Indic Scripts and the Internet

  • RAW

Dibyajyoti Ghosh

30 June 2015

This post by Dibyajyoti Ghosh is part of the Studying Internets in India series. Dibyajyoti is a PhD student in the Department of English, Jadavpur University. He has four years of full-time work experience in projects which dealt with digital humanities and specially with digitisation of material in Indic scripts. In this essay, Dibyajyoti explores the effects the English language has on the Internet population of India.

Internet Usage Statistics in India

According to the latest statistics [1], while the rural mobile tele-density in India is 47.78%, the urban tele-density for mobile phones is 143.08% (which means, more than one registered SIM card per person and this phenomenon is thus also reflected in the rural figures). On the other hand, roughly only 6.5% of the population has access to ‘broadband’ Internet (>= 512 kbps) through a phone or a dongle and only 1.23% has access to a wired-broadband connection. However, roughly 20% of India’s population is roughly connected to the Internet [2]. Thus, roughly 12% of the population has access to low-speed Internet. What these figures do not reveal is the quantum of consumption of data. It can be safely assumed given the comparatively high costs of mobile Internet usage and the difficult method of feeding large tracts of data through a mobile phone, that the quantum of consumption is significantly higher in the case of computer Internet users as opposed to mobile users. Though as these statistics reveal, the chances of India being connected to the Internet depends largely on mobile phones, rather than desktop/ laptop computers.

Thus, the status of the Internet in India is still that of a niche medium. Other than the cost-factor of having access to a device which can access the Internet and paying for the Internet data package, some other factors also hinder the growth of the Internet in India. One of them is the issue of language. Whereas the 1990s saw an over-domination of English on the Internet given the linguistic communities which were developing the world of computers and the world of the Internet [3], by 2015, some of the disparity with offline linguistic patterns has been reduced [4]. However, for Indic scripts, much less development has taken place. If one is studying the Internet in India, chances are one is studying it in English.

Languages the Indian Internet User Encounters Both Online and Offline

What does this hold for the future of these Indic scripts? Given the multi-lingual skills of Indian school-goers and the increasing amount of daily reading time of those connected to the Internet (which is somewhere between 12% and 20% of the population) being devoted to reading on the Internet, chances are reading is increasingly in English.

The importance of English-language skills in India, as indeed in the rest of the world, in 2015 is undeniable [5]. English is also a signifier of class in India. However, despite the three-language policy adopted by schools, schools which offer courses primarily in other Indian languages suffer from an inherent disadvantage that students face when these students enter colleges and universities where the medium of teaching is usually English, and later on take up jobs which require official reports to be written in English. Thus, Indian languages other than English offer much less incentive for parents and students to encourage their study. Whereas oral conversation among the Indian population is largely conducted in languages other than English, written conversation is increasingly being conducted in English. Language is not only a political issue but also a subject of social study, not to mention the issues of linguistics. The larger socio-political issues of language are perhaps too vast to be discussed in connection to Indic scripts and the Internet. Thus, apart from this basic point about the bias towards English, I am not delving into it further.
_ _ _ _ _ _ _
* [What is required]: State whether each statement agrees with the essay, answering yes or no and quoting the words of the essay that decide it. (a) Only 1.23% of the population has access to a wired-broadband connection. (b) The urban mobile tele-density in India is lower than the rural one. (c) Written conversation in India is increasingly conducted in English. Use only the essay on Indic scripts and the Internet.

* [Data provided]:
_ _ _ _ _ _ _
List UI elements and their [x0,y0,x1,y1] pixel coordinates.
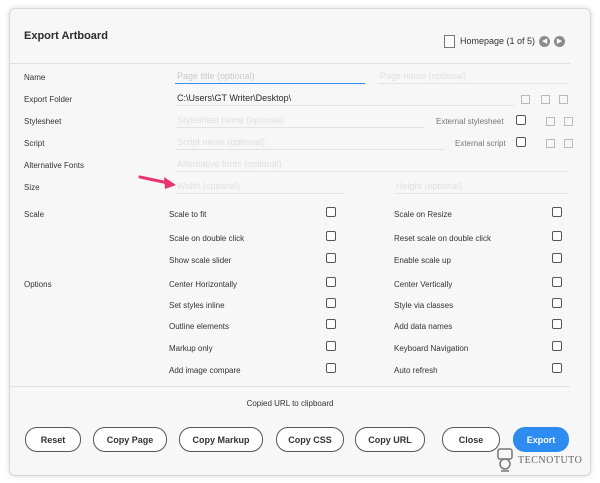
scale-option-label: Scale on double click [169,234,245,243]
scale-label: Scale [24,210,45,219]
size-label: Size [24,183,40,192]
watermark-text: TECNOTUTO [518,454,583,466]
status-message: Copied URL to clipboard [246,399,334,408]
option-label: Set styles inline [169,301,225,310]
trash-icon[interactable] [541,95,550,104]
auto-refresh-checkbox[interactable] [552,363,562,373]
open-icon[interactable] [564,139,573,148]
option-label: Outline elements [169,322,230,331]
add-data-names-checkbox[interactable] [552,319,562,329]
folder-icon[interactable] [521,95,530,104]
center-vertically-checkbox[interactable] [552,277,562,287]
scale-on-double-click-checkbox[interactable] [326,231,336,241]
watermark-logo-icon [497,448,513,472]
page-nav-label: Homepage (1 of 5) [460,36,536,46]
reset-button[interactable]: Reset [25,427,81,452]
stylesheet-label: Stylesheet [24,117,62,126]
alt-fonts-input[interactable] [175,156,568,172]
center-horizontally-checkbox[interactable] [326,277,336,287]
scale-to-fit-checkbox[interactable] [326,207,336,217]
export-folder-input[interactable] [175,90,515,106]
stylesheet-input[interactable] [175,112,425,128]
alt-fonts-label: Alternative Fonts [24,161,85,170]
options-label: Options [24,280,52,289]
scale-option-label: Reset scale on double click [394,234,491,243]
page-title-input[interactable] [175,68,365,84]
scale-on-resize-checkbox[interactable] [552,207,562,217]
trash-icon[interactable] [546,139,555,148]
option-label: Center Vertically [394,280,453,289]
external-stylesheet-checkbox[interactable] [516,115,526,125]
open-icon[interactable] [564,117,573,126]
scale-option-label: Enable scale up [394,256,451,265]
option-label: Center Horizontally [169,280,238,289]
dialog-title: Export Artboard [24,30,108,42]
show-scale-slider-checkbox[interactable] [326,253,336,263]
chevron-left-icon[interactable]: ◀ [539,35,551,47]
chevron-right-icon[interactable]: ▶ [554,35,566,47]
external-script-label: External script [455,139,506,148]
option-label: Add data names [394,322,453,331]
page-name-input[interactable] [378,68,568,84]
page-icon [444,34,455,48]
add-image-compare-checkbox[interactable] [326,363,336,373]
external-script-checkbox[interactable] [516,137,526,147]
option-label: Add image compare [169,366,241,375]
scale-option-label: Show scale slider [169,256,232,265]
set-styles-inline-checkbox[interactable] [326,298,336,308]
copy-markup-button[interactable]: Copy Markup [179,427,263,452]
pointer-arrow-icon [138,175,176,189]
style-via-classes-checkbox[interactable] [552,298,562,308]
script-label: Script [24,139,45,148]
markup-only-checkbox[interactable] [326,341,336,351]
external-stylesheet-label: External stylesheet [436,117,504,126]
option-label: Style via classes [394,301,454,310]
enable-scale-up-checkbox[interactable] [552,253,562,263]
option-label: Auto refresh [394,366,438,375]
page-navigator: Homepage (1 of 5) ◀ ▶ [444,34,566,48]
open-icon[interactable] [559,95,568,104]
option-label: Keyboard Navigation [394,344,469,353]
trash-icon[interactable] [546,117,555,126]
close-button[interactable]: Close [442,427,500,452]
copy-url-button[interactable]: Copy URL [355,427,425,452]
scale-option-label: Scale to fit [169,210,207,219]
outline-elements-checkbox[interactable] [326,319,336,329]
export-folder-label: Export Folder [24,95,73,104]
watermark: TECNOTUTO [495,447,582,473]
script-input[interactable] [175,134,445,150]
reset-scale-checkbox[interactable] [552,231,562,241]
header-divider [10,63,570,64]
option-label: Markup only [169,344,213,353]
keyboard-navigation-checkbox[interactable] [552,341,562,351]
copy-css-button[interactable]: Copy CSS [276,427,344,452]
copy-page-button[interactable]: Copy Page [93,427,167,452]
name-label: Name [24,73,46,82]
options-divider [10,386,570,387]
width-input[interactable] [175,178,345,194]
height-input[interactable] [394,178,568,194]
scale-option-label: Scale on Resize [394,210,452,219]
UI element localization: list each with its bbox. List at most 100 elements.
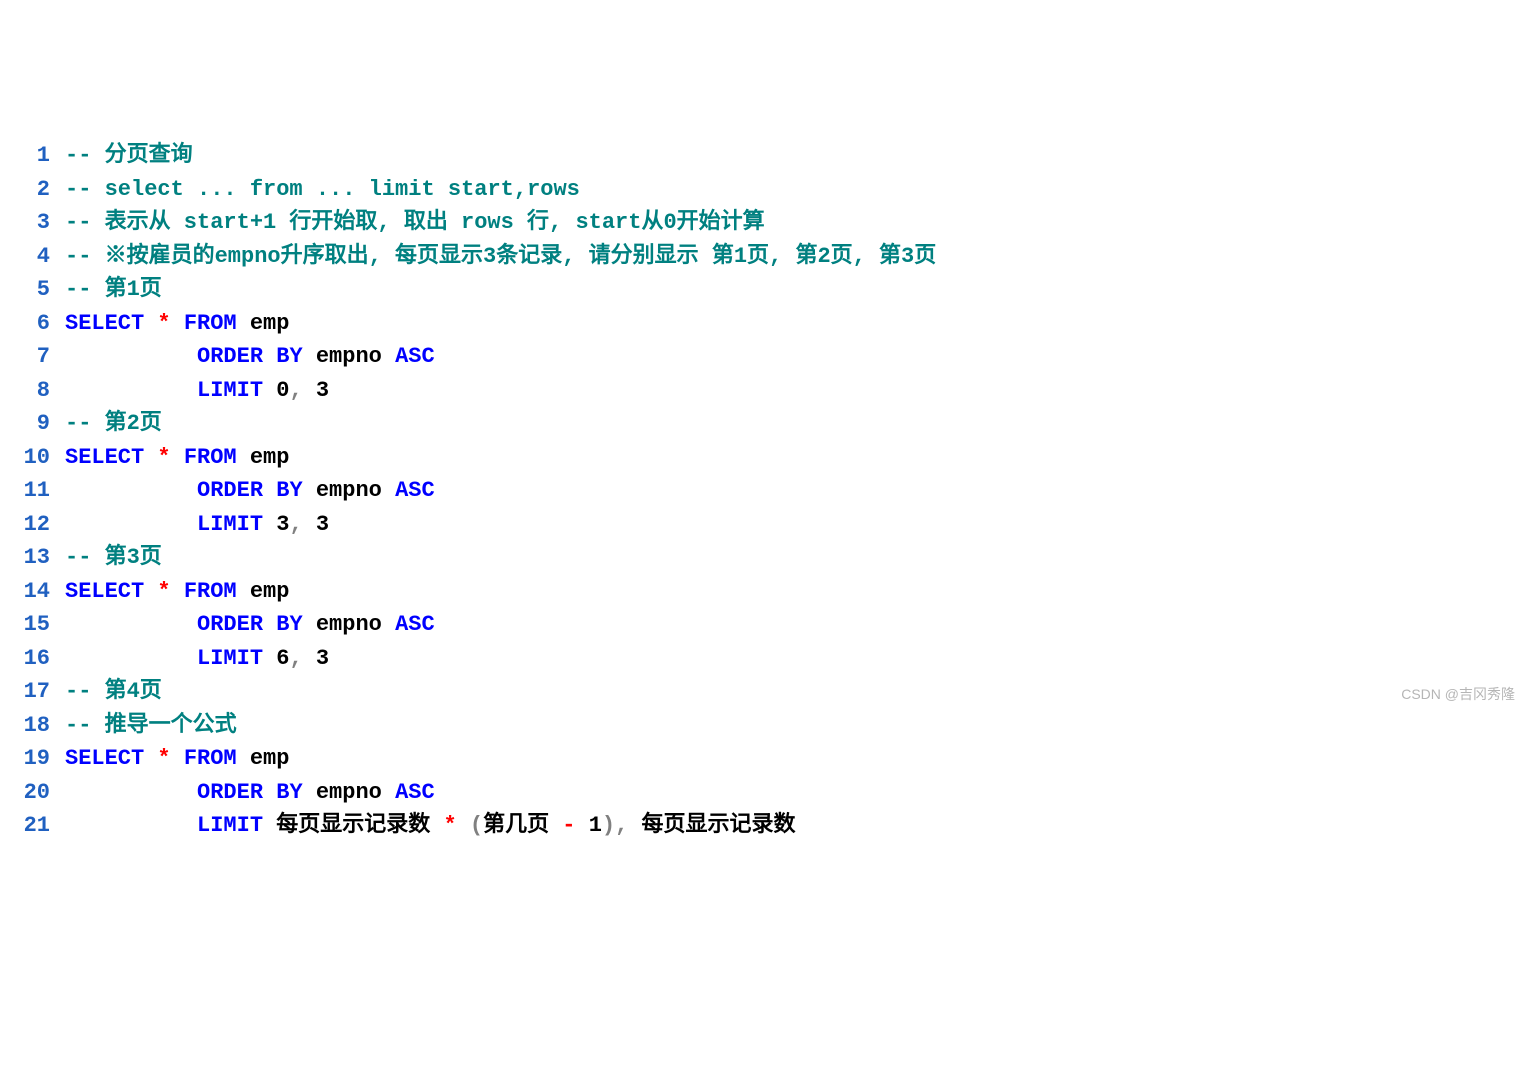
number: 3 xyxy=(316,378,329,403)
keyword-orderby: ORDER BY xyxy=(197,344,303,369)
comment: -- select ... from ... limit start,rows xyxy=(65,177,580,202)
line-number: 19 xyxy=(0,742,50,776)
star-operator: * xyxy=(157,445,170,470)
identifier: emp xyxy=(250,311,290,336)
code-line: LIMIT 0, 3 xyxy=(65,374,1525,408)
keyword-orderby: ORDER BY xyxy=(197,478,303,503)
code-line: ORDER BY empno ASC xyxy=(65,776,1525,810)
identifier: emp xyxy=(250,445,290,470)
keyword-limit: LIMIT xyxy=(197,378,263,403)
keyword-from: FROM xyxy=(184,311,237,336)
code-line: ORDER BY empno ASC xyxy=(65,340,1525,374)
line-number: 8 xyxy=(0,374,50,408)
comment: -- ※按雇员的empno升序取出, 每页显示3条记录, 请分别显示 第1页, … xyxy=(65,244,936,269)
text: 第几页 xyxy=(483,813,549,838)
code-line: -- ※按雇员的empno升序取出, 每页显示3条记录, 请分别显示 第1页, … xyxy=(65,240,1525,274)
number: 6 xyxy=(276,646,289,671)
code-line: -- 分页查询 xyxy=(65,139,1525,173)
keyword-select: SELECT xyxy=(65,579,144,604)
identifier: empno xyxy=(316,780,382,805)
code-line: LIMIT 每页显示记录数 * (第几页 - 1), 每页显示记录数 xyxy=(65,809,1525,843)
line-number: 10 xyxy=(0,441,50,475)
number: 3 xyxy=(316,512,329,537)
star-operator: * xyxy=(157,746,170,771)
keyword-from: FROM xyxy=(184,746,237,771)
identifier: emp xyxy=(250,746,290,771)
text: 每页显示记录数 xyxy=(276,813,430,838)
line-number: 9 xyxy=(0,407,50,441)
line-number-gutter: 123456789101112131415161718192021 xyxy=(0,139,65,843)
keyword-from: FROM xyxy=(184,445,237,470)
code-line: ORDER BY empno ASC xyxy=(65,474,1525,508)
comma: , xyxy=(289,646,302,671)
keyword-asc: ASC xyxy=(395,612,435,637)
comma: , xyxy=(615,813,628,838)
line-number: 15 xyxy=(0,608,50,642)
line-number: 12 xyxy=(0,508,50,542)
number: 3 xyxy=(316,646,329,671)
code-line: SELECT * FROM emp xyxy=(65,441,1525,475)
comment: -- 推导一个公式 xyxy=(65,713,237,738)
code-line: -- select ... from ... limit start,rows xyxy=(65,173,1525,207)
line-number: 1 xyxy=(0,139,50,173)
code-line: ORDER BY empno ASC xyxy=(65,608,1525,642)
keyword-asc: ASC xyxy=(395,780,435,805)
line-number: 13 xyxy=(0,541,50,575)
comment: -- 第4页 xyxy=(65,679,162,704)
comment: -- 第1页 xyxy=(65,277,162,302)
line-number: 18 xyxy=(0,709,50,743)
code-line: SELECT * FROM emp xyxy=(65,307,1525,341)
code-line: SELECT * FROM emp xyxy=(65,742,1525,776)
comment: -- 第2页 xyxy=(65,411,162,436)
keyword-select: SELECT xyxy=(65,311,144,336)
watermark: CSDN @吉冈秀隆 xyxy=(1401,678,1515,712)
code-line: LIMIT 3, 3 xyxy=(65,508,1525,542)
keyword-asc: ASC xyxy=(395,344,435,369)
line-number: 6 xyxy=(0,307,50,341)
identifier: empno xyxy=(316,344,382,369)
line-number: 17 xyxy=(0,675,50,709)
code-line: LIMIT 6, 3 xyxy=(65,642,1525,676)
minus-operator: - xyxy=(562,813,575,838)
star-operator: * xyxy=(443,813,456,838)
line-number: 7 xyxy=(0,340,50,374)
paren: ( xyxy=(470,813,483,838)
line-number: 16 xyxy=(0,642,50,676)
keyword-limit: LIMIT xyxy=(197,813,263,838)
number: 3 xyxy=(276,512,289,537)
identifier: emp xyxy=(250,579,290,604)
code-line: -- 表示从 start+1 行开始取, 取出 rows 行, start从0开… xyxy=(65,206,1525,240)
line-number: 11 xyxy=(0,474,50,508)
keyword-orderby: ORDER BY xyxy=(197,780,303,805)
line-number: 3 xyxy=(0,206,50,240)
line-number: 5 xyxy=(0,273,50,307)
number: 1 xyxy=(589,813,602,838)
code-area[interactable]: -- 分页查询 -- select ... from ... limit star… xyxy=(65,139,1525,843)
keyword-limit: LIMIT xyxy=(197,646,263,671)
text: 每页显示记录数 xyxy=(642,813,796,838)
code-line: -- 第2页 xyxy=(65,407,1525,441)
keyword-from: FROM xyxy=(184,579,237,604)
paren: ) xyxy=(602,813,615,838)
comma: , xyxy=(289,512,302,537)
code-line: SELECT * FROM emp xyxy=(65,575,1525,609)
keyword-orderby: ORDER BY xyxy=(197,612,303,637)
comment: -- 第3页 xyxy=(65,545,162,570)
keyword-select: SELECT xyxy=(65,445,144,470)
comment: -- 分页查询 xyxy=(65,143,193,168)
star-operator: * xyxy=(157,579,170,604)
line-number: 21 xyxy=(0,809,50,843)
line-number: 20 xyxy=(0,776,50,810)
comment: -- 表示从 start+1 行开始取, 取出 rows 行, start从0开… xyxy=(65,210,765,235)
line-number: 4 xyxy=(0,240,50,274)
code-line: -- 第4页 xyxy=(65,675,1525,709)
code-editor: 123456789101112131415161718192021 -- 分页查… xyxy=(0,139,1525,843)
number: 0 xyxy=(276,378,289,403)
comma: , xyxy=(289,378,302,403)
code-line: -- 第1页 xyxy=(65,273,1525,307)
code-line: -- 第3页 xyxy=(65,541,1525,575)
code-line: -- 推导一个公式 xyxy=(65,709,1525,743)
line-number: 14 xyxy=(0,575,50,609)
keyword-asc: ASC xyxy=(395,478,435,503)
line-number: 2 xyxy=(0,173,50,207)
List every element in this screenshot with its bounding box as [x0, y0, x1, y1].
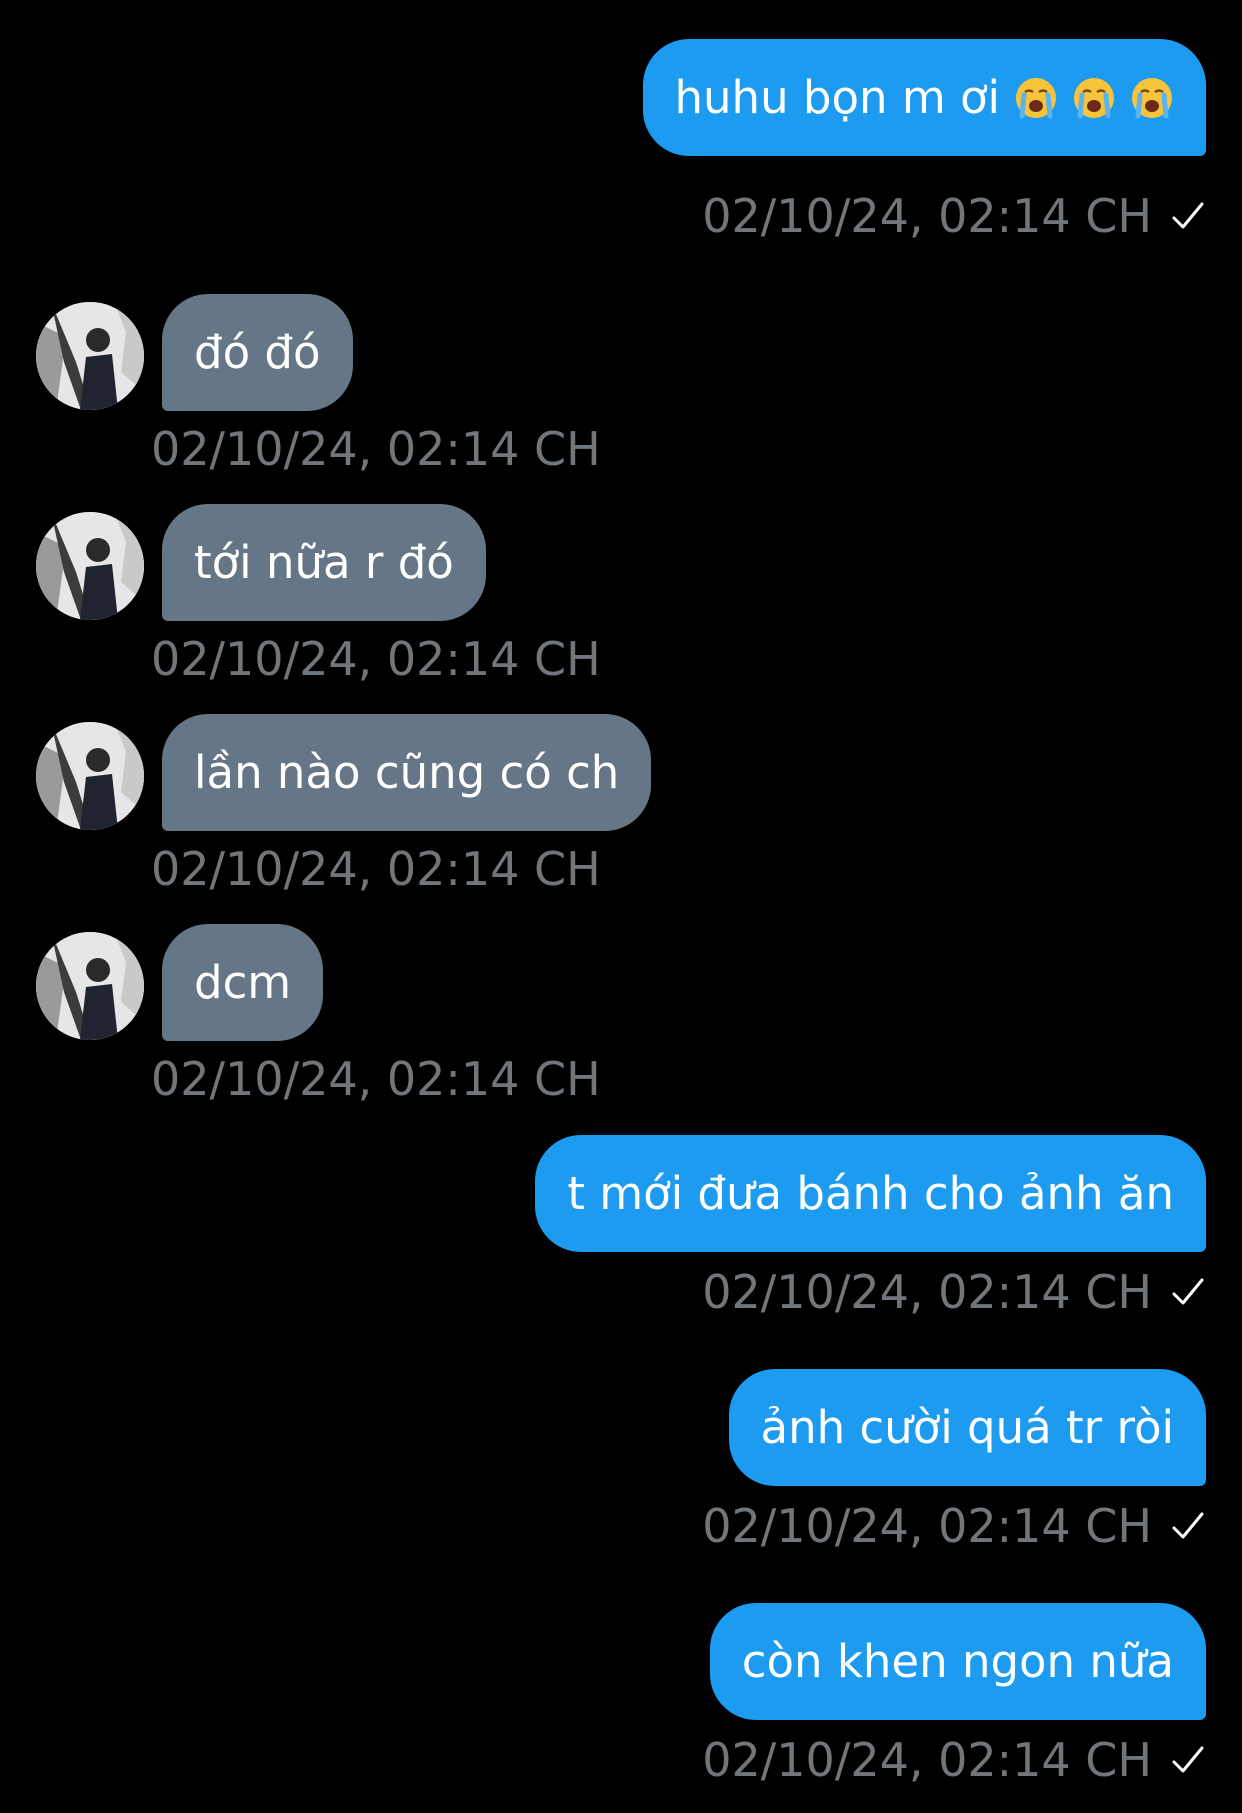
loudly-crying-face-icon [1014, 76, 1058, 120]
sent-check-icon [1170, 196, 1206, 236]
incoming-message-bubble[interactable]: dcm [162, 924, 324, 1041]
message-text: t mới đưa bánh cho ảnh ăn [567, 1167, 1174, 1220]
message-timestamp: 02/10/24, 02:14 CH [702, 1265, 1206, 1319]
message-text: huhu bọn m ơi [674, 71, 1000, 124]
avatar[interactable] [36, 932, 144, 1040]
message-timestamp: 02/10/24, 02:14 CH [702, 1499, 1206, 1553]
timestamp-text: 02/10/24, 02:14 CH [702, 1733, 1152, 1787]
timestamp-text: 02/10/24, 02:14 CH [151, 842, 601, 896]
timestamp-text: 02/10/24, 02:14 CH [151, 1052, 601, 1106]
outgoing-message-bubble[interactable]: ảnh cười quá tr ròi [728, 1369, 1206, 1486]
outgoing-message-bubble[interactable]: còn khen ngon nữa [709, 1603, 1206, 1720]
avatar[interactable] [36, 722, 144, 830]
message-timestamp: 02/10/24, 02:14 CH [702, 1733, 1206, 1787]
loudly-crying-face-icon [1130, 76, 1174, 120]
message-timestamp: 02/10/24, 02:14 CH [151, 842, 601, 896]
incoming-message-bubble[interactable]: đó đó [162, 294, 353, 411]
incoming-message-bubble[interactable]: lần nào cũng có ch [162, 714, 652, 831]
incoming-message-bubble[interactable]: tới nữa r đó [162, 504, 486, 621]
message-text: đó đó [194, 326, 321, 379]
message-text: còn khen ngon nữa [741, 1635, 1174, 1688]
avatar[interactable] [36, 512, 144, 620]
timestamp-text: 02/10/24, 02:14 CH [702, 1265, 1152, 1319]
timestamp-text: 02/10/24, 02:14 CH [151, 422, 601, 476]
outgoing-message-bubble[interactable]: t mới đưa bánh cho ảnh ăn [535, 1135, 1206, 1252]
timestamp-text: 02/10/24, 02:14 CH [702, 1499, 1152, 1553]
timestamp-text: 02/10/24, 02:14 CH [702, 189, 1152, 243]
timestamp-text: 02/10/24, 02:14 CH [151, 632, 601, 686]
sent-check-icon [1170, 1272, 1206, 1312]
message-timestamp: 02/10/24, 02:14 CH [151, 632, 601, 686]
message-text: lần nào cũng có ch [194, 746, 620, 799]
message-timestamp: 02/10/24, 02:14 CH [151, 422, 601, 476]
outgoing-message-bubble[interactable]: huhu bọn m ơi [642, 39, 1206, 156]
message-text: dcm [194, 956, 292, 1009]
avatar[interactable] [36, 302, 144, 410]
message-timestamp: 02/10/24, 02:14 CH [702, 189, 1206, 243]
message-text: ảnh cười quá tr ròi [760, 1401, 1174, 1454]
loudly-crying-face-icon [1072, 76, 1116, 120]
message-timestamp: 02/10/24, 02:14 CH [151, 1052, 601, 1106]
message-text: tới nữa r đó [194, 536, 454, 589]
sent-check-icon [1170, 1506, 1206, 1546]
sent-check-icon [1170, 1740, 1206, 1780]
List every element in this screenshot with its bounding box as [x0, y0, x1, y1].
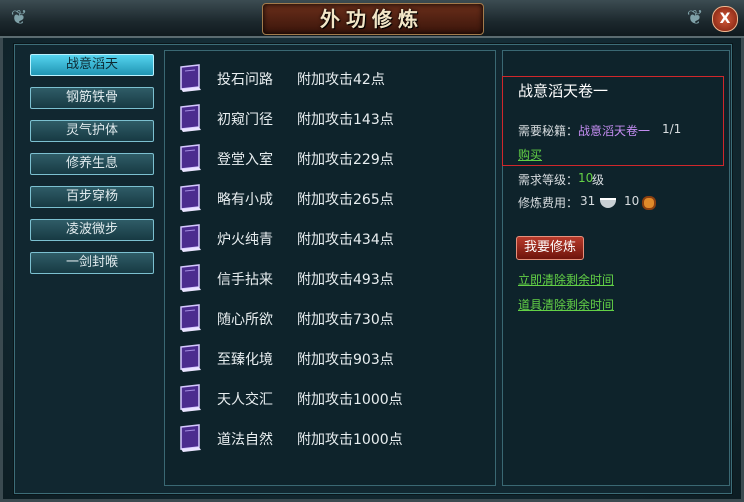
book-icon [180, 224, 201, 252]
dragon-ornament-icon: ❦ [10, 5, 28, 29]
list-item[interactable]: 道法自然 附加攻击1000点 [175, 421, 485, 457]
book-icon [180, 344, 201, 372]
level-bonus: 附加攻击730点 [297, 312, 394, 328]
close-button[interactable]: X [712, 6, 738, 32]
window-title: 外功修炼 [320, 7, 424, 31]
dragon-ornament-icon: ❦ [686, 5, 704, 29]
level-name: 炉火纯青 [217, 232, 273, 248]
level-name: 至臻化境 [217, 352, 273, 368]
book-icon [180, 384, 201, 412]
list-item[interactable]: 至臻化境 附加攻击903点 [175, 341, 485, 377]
_ _ _ _ _ _ _
* [Response to this exercise]:
(a) Yes: "only 1.23% has access to a wired-broadband connection"
(b) No: "while the rural mobile tele-density in India is 47.78%, the urban tele-density for mobile phones is 143.08%"
(c) Yes: "written conversation is increasingly being conducted in English"